Count the lines containing "color". Give the number alone.

• Collection entries
• • • • • • •
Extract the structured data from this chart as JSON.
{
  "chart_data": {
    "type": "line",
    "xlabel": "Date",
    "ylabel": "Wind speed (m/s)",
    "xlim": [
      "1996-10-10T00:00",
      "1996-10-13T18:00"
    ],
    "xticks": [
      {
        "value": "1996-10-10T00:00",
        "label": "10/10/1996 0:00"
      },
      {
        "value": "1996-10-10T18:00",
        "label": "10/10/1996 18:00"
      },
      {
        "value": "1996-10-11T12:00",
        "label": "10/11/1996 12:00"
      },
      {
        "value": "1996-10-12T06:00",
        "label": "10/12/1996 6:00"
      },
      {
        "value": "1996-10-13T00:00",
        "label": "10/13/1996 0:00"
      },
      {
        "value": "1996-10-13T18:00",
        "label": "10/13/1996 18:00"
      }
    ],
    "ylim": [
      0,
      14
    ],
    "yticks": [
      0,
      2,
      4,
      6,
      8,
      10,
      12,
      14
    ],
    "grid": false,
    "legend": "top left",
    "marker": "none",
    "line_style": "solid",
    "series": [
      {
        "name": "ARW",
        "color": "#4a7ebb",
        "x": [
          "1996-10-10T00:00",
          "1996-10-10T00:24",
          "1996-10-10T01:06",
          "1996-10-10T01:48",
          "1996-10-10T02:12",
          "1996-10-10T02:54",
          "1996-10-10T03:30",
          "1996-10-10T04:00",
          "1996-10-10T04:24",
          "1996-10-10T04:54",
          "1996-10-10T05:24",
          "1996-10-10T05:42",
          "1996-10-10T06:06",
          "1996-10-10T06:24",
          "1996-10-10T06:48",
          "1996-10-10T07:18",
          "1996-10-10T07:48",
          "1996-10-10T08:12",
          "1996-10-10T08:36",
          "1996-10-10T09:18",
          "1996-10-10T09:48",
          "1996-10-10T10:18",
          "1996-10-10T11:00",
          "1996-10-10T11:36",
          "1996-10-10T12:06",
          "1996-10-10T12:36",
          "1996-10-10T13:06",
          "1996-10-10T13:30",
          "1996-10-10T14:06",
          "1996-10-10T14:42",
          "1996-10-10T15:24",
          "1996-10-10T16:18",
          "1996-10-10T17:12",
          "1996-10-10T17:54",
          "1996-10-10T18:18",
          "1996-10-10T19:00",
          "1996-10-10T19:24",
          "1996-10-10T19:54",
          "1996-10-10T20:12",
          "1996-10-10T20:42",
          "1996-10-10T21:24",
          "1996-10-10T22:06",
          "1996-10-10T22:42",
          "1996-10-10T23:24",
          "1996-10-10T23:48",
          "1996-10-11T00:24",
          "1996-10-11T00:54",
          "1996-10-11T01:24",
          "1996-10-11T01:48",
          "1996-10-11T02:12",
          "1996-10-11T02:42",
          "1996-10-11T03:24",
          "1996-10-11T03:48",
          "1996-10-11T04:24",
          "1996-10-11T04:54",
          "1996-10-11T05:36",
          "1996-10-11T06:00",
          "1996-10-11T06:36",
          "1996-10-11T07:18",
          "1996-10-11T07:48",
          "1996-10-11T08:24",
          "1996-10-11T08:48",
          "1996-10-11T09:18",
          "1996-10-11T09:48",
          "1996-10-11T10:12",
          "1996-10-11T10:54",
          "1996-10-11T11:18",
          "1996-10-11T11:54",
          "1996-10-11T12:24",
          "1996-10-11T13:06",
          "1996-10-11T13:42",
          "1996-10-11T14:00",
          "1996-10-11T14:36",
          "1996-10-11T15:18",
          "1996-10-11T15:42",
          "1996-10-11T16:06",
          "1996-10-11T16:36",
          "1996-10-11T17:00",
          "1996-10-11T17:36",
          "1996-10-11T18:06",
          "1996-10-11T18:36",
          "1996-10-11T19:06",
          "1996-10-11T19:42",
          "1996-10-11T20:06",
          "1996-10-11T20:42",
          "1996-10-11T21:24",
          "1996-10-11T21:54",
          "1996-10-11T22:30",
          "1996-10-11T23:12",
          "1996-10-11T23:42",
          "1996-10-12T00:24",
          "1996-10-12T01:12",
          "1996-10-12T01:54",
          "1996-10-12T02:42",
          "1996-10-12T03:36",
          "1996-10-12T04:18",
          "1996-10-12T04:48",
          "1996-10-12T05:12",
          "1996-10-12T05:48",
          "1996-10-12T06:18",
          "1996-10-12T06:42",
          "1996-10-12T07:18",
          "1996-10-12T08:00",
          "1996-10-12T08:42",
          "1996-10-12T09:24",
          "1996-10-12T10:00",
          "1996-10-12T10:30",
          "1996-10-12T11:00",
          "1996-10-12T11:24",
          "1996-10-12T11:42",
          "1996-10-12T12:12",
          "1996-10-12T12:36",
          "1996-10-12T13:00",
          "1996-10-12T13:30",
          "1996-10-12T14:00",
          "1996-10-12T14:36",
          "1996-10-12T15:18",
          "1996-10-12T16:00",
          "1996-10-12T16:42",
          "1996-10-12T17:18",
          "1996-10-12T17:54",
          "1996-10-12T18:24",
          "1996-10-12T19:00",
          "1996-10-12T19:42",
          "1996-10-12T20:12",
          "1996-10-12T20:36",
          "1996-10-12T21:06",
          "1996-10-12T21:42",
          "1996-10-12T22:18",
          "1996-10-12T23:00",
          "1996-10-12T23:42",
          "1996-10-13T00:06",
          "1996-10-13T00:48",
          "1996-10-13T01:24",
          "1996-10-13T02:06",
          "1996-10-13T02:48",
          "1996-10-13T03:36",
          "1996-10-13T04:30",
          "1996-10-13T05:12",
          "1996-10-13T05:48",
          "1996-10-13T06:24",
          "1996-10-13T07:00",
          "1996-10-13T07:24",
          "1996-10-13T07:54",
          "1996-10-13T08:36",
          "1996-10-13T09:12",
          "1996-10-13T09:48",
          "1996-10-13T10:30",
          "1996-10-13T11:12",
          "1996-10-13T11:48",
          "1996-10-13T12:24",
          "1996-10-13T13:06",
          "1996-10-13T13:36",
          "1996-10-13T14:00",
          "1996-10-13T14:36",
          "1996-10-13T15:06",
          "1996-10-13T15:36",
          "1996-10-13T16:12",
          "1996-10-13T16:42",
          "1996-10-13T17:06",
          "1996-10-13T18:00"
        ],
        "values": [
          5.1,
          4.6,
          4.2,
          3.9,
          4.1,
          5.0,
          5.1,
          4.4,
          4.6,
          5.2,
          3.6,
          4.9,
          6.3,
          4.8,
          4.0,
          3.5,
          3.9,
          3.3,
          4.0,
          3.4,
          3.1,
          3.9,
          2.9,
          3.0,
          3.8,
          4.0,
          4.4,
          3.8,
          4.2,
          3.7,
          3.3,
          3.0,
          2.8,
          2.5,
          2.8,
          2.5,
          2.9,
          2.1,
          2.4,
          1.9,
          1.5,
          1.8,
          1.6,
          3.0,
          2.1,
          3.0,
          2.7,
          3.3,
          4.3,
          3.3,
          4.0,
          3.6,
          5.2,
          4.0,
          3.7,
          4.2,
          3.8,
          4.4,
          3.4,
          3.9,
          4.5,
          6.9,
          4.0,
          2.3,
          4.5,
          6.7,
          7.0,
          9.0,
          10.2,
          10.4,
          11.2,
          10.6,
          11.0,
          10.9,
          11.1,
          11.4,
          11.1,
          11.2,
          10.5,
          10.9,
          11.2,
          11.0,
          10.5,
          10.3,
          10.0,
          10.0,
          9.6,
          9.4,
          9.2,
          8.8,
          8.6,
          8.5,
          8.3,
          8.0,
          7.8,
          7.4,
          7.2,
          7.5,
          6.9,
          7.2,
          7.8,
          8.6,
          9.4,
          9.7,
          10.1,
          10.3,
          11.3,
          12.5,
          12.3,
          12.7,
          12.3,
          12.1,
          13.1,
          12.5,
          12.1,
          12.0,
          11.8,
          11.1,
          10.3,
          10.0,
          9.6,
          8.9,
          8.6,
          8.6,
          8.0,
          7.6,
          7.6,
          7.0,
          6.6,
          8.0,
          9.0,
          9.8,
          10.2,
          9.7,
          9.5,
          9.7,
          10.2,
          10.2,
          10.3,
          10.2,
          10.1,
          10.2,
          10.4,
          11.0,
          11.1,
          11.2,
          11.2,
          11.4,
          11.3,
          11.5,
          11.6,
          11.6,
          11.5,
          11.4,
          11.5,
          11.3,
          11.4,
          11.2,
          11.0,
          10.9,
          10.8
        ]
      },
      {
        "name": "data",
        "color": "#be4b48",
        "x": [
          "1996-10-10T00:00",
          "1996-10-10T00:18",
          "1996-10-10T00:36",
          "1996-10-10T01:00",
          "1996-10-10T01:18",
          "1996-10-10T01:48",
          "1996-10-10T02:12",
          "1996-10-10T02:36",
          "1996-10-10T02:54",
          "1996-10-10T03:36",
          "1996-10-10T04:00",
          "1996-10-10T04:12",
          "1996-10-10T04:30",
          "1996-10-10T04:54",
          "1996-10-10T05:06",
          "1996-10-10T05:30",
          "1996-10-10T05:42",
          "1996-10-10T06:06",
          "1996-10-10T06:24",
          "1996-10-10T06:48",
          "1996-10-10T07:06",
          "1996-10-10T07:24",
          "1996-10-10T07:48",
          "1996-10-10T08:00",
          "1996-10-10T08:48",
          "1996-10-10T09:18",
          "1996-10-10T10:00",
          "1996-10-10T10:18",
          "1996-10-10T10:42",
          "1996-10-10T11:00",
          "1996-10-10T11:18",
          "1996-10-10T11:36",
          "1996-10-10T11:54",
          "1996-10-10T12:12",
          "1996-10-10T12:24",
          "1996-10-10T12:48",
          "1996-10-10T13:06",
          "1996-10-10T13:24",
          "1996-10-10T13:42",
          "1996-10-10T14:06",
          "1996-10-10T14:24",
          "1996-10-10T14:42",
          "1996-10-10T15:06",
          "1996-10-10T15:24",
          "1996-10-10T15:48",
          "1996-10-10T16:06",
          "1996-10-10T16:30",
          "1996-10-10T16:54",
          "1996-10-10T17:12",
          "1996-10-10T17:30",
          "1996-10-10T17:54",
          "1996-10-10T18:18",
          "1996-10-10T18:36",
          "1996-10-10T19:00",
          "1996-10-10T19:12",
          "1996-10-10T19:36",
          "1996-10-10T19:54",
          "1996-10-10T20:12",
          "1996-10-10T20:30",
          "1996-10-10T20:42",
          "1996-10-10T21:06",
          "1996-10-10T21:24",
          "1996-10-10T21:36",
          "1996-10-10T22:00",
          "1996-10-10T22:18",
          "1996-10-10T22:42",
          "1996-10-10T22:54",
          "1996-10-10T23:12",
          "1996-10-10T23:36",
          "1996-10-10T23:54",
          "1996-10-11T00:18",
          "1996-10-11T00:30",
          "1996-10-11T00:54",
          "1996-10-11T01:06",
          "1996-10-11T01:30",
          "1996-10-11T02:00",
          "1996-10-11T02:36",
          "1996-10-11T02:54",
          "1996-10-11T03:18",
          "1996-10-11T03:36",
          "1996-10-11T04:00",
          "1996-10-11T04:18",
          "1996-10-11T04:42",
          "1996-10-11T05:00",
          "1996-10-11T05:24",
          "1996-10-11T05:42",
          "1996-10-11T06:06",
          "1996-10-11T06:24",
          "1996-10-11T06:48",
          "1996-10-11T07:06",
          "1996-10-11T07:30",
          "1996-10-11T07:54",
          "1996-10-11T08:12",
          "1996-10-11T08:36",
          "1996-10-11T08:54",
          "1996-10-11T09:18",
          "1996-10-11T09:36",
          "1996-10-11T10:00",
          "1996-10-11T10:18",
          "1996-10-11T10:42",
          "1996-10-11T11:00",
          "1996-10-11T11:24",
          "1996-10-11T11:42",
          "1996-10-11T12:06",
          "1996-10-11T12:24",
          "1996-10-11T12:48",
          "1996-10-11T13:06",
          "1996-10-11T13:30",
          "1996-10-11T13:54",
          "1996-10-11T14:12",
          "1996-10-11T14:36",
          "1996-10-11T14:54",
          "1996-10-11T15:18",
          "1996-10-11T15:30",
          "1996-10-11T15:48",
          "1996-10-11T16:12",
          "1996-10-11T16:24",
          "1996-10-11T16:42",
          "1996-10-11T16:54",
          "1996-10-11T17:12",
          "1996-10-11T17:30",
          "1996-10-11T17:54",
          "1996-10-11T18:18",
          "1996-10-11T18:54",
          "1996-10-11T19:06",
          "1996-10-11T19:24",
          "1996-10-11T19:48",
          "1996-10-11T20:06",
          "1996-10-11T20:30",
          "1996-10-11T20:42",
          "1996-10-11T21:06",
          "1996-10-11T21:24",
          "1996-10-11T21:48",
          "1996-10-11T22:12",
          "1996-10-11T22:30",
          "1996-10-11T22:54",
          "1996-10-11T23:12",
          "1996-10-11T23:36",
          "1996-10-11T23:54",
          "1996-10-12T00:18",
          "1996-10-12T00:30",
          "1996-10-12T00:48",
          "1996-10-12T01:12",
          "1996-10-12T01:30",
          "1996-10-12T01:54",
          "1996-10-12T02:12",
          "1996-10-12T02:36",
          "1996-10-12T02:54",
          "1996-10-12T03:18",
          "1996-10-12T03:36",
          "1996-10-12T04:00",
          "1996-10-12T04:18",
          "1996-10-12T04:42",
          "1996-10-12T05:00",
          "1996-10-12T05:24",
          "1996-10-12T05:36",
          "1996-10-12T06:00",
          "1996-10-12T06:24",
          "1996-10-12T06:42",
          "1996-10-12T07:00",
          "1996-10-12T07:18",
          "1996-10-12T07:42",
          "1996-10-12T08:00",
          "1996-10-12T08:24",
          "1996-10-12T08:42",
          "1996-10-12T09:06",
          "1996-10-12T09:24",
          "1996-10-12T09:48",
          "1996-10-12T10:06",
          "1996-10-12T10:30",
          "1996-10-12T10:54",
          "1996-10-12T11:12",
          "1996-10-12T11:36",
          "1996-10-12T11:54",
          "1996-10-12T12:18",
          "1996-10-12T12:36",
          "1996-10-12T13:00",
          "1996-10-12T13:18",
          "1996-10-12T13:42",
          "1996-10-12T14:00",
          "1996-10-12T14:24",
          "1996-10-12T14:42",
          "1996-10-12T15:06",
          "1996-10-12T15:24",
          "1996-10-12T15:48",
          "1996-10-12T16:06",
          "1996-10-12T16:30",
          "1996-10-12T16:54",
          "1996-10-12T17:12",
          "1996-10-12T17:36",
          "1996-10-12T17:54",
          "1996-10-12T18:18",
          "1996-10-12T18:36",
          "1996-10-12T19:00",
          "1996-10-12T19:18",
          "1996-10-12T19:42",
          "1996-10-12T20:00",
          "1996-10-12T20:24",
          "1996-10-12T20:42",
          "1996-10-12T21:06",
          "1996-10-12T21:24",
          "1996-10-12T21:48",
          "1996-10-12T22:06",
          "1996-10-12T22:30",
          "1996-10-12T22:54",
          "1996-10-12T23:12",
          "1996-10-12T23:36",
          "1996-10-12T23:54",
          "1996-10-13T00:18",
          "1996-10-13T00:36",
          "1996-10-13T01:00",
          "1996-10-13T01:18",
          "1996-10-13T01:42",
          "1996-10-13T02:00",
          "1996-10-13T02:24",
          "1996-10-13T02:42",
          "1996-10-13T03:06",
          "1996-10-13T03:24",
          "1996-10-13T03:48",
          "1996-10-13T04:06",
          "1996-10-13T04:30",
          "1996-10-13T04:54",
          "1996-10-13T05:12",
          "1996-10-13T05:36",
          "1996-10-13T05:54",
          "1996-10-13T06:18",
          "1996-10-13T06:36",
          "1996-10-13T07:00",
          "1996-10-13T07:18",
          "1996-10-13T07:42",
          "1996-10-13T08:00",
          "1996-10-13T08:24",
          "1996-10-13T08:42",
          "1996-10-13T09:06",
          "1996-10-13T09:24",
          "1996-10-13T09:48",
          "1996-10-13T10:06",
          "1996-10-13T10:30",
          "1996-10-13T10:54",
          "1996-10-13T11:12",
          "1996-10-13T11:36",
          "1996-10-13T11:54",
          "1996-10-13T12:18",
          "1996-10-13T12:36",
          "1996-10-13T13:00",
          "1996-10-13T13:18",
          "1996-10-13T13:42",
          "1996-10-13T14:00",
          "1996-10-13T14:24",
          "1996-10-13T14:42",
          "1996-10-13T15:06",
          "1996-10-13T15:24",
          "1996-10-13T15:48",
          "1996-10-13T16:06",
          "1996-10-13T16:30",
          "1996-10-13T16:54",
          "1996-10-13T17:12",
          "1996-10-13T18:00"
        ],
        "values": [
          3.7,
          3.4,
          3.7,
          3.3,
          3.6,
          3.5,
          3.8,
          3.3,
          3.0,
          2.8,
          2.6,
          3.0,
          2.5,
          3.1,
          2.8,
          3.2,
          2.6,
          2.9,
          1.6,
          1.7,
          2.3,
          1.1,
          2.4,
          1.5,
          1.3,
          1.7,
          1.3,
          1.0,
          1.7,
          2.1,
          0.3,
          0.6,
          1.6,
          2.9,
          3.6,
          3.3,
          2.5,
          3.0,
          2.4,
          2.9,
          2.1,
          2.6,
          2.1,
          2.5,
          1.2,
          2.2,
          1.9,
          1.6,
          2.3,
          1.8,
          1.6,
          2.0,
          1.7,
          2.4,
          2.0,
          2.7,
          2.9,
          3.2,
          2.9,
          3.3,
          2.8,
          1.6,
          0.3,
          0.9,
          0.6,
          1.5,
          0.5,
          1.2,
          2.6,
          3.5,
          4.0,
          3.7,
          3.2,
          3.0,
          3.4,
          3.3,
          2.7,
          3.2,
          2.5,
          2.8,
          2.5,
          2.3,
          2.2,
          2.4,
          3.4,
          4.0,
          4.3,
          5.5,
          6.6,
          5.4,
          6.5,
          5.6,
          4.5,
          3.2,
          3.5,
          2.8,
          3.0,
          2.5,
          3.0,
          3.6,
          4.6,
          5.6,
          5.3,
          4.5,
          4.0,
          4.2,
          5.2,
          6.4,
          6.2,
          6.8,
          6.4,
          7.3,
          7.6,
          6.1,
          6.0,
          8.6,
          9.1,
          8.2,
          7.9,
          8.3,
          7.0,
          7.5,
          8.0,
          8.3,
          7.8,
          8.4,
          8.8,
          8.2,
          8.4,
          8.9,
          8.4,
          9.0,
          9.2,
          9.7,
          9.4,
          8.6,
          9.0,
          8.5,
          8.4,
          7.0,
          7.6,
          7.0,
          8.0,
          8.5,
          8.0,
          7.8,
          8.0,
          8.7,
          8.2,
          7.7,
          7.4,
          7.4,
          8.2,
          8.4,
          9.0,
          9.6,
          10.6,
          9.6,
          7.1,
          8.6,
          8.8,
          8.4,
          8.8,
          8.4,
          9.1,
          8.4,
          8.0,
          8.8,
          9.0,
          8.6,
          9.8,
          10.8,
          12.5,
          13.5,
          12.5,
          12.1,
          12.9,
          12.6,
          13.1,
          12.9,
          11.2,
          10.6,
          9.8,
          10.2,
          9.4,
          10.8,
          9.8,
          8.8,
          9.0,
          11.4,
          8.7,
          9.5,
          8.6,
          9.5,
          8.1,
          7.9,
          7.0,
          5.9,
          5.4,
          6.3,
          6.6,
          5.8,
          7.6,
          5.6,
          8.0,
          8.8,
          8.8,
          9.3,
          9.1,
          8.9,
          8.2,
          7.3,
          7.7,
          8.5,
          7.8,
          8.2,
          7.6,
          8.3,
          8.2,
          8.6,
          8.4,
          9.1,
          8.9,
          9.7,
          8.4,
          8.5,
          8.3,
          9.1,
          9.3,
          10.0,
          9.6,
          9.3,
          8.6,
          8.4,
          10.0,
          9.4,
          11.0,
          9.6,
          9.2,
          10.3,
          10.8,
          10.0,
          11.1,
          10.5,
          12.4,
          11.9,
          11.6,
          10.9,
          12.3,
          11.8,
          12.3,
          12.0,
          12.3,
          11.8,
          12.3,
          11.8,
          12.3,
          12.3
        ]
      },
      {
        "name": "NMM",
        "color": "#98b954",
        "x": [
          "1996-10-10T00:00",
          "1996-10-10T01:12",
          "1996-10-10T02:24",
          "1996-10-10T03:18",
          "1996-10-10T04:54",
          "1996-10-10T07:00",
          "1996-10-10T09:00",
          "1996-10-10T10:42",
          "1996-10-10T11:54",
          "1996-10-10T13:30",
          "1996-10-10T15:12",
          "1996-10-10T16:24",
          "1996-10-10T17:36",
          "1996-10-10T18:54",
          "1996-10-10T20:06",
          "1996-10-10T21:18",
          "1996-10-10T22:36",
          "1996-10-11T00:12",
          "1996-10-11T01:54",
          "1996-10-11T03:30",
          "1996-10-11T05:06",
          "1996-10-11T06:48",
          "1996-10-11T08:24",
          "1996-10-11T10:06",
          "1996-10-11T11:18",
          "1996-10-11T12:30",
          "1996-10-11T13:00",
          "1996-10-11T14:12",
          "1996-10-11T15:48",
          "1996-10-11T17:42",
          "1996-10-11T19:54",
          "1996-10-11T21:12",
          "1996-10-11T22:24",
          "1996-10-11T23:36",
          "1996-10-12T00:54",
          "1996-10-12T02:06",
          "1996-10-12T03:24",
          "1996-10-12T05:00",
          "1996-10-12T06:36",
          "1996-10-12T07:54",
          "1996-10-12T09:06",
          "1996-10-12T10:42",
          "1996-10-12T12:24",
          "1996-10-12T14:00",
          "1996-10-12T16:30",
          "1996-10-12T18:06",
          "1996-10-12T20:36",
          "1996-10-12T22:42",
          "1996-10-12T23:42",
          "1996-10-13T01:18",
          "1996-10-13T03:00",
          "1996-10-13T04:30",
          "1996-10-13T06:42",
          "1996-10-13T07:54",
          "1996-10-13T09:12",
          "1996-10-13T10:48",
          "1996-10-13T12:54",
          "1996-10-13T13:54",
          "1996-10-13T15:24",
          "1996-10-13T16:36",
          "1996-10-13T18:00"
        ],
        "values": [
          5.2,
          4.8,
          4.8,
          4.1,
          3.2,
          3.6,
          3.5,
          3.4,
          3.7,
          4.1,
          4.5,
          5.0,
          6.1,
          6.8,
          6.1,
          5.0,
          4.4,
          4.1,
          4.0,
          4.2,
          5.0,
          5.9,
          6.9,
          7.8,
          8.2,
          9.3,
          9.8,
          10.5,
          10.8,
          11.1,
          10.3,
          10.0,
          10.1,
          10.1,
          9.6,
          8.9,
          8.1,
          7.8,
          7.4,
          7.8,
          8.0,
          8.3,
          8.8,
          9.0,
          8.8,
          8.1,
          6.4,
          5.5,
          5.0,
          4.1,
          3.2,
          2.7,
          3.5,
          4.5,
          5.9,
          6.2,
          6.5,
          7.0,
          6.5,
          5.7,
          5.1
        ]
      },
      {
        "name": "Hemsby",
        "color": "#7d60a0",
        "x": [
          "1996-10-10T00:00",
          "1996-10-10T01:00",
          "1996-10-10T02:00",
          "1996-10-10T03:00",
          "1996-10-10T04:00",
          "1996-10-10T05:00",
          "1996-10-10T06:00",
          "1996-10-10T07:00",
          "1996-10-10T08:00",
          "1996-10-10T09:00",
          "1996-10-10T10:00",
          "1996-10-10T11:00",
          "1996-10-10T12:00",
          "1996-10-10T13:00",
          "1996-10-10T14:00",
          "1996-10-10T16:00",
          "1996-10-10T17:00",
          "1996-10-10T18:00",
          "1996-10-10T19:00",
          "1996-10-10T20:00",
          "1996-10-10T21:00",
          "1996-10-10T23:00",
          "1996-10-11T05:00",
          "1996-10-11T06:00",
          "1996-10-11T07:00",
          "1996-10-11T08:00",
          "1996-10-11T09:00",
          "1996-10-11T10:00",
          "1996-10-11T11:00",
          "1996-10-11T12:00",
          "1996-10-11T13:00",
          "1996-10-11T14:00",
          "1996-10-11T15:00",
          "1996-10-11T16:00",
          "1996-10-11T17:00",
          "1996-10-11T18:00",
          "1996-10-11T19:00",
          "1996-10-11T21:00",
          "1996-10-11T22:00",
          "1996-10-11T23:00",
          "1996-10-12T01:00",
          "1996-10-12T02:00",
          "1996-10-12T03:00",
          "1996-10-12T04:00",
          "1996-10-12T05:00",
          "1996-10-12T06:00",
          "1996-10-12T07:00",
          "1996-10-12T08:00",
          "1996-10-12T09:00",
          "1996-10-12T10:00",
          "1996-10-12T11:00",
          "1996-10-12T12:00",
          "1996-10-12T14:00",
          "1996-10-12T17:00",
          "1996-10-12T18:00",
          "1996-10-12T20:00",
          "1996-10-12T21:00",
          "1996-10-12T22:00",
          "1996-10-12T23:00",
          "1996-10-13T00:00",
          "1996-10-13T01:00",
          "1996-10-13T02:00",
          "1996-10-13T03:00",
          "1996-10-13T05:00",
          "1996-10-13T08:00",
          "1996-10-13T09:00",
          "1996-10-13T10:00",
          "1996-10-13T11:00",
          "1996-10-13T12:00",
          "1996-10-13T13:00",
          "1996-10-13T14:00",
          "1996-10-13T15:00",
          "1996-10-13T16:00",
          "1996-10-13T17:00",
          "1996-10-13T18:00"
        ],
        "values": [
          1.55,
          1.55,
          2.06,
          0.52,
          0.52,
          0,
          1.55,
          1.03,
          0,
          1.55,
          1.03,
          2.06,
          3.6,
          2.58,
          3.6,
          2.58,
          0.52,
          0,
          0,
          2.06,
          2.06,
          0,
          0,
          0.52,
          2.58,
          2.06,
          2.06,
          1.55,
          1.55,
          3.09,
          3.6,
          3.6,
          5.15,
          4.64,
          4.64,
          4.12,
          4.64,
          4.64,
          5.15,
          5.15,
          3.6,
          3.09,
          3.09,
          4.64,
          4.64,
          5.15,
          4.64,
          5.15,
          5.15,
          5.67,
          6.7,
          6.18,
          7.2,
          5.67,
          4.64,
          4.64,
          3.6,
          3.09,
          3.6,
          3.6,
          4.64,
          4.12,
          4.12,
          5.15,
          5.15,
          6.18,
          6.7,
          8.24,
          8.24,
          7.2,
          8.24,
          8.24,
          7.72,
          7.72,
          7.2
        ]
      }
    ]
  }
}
• • • • • • •
• Task solution
4